_OBJECTIVE_: Return all of the data exactly as given.

_Records excerpted from a collection_:
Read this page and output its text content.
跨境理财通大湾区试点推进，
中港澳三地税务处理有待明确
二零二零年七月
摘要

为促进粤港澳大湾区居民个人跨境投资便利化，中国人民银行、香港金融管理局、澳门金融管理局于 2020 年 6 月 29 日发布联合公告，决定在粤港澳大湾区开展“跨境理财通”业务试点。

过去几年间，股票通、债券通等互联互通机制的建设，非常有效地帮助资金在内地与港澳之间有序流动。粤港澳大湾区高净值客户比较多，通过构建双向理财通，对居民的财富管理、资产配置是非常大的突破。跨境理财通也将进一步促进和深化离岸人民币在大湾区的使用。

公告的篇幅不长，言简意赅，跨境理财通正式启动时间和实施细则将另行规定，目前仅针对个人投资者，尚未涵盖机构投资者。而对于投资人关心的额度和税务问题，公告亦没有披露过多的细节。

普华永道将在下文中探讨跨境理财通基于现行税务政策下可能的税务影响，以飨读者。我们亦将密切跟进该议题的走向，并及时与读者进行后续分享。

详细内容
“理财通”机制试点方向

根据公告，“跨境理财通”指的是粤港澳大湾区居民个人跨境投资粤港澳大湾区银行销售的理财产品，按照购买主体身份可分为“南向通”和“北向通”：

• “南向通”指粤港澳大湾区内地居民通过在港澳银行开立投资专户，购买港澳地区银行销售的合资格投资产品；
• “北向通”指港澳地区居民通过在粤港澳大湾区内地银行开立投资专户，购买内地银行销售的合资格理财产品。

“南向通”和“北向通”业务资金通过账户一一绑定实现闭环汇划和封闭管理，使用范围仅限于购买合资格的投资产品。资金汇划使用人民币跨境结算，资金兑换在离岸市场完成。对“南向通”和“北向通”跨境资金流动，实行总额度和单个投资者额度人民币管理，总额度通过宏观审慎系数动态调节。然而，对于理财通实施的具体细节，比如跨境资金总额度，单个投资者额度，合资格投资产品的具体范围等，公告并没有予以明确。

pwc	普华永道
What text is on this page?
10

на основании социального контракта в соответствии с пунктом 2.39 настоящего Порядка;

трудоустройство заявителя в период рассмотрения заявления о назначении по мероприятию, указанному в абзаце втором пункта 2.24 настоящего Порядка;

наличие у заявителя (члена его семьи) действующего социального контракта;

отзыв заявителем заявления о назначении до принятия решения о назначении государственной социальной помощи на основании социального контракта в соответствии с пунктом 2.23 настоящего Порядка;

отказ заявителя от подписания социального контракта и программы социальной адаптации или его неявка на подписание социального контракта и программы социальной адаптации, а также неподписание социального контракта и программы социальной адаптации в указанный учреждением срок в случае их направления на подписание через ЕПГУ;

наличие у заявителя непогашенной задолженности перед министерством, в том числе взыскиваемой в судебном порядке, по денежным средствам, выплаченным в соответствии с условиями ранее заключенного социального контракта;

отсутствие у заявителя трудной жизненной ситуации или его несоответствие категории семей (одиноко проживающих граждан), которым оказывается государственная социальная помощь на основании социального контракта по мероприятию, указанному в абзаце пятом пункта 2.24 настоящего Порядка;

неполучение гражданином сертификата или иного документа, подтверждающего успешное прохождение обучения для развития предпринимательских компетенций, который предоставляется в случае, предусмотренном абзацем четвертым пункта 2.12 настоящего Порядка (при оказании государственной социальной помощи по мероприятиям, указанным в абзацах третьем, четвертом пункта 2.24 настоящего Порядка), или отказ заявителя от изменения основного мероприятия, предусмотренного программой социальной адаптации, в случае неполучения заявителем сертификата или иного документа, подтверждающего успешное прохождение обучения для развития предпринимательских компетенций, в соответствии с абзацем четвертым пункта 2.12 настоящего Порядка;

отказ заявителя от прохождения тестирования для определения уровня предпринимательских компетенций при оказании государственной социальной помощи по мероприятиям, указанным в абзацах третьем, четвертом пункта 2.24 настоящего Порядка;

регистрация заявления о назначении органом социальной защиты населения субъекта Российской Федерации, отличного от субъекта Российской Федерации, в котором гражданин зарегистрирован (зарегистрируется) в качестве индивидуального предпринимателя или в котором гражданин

_REPLY TO THE EXERCISE_:
Read this page and output its text content.
跨境理财通大湾区试点推进，
中港澳三地税务处理有待明确
二零二零年七月
摘要

为促进粤港澳大湾区居民个人跨境投资便利化，中国人民银行、香港金融管理局、澳门金融管理局于 2020 年 6 月 29 日发布联合公告，决定在粤港澳大湾区开展“跨境理财通”业务试点。

过去几年间，股票通、债券通等互联互通机制的建设，非常有效地帮助资金在内地与港澳之间有序流动。粤港澳大湾区高净值客户比较多，通过构建双向理财通，对居民的财富管理、资产配置是非常大的突破。跨境理财通也将进一步促进和深化离岸人民币在大湾区的使用。

公告的篇幅不长，言简意赅，跨境理财通正式启动时间和实施细则将另行规定，目前仅针对个人投资者，尚未涵盖机构投资者。而对于投资人关心的额度和税务问题，公告亦没有披露过多的细节。

普华永道将在下文中探讨跨境理财通基于现行税务政策下可能的税务影响，以飨读者。我们亦将密切跟进该议题的走向，并及时与读者进行后续分享。

详细内容
“理财通”机制试点方向

根据公告，“跨境理财通”指的是粤港澳大湾区居民个人跨境投资粤港澳大湾区银行销售的理财产品，按照购买主体身份可分为“南向通”和“北向通”：

• “南向通”指粤港澳大湾区内地居民通过在港澳银行开立投资专户，购买港澳地区银行销售的合资格投资产品；
• “北向通”指港澳地区居民通过在粤港澳大湾区内地银行开立投资专户，购买内地银行销售的合资格理财产品。

“南向通”和“北向通”业务资金通过账户一一绑定实现闭环汇划和封闭管理，使用范围仅限于购买合资格的投资产品。资金汇划使用人民币跨境结算，资金兑换在离岸市场完成。对“南向通”和“北向通”跨境资金流动，实行总额度和单个投资者额度人民币管理，总额度通过宏观审慎系数动态调节。然而，对于理财通实施的具体细节，比如跨境资金总额度，单个投资者额度，合资格投资产品的具体范围等，公告并没有予以明确。

pwc	普华永道
What text is on this page?
10

на основании социального контракта в соответствии с пунктом 2.39 настоящего Порядка;

трудоустройство заявителя в период рассмотрения заявления о назначении по мероприятию, указанному в абзаце втором пункта 2.24 настоящего Порядка;

наличие у заявителя (члена его семьи) действующего социального контракта;

отзыв заявителем заявления о назначении до принятия решения о назначении государственной социальной помощи на основании социального контракта в соответствии с пунктом 2.23 настоящего Порядка;

отказ заявителя от подписания социального контракта и программы социальной адаптации или его неявка на подписание социального контракта и программы социальной адаптации, а также неподписание социального контракта и программы социальной адаптации в указанный учреждением срок в случае их направления на подписание через ЕПГУ;

наличие у заявителя непогашенной задолженности перед министерством, в том числе взыскиваемой в судебном порядке, по денежным средствам, выплаченным в соответствии с условиями ранее заключенного социального контракта;

отсутствие у заявителя трудной жизненной ситуации или его несоответствие категории семей (одиноко проживающих граждан), которым оказывается государственная социальная помощь на основании социального контракта по мероприятию, указанному в абзаце пятом пункта 2.24 настоящего Порядка;

неполучение гражданином сертификата или иного документа, подтверждающего успешное прохождение обучения для развития предпринимательских компетенций, который предоставляется в случае, предусмотренном абзацем четвертым пункта 2.12 настоящего Порядка (при оказании государственной социальной помощи по мероприятиям, указанным в абзацах третьем, четвертом пункта 2.24 настоящего Порядка), или отказ заявителя от изменения основного мероприятия, предусмотренного программой социальной адаптации, в случае неполучения заявителем сертификата или иного документа, подтверждающего успешное прохождение обучения для развития предпринимательских компетенций, в соответствии с абзацем четвертым пункта 2.12 настоящего Порядка;

отказ заявителя от прохождения тестирования для определения уровня предпринимательских компетенций при оказании государственной социальной помощи по мероприятиям, указанным в абзацах третьем, четвертом пункта 2.24 настоящего Порядка;

регистрация заявления о назначении органом социальной защиты населения субъекта Российской Федерации, отличного от субъекта Российской Федерации, в котором гражданин зарегистрирован (зарегистрируется) в качестве индивидуального предпринимателя или в котором гражданин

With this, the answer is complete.